:: Extracted information

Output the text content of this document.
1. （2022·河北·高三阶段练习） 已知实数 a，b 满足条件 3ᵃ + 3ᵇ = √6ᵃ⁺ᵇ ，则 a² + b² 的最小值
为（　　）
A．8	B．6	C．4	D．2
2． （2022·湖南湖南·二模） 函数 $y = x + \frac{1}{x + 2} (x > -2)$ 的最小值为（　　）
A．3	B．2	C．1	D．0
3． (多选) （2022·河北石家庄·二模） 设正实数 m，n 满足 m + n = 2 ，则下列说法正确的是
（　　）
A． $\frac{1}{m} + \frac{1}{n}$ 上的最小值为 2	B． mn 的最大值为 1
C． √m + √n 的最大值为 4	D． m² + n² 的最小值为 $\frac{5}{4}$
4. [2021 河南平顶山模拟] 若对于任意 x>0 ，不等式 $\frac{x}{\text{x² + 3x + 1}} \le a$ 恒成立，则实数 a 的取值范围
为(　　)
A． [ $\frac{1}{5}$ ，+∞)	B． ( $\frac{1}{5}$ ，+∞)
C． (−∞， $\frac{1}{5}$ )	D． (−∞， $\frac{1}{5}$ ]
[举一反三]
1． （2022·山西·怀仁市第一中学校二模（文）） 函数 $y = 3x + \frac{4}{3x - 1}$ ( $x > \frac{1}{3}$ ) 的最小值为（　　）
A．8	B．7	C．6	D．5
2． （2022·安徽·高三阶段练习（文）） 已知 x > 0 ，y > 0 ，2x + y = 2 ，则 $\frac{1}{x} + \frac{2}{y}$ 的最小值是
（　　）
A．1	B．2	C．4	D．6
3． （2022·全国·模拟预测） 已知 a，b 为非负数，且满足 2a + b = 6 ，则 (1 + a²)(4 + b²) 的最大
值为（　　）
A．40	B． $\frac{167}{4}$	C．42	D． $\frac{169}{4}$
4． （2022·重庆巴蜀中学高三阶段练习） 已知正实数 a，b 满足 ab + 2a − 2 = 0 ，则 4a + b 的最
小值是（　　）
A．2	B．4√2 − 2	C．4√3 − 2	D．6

::::

**What is expected**
Write out each line of the data that holds the string "text".

**Reply**
Output the text content of this document.
4. [2021 河南平顶山模拟] 若对于任意 x>0 ，不等式 $\frac{x}{\text{x² + 3x + 1}} \le a$ 恒成立，则实数 a 的取值范围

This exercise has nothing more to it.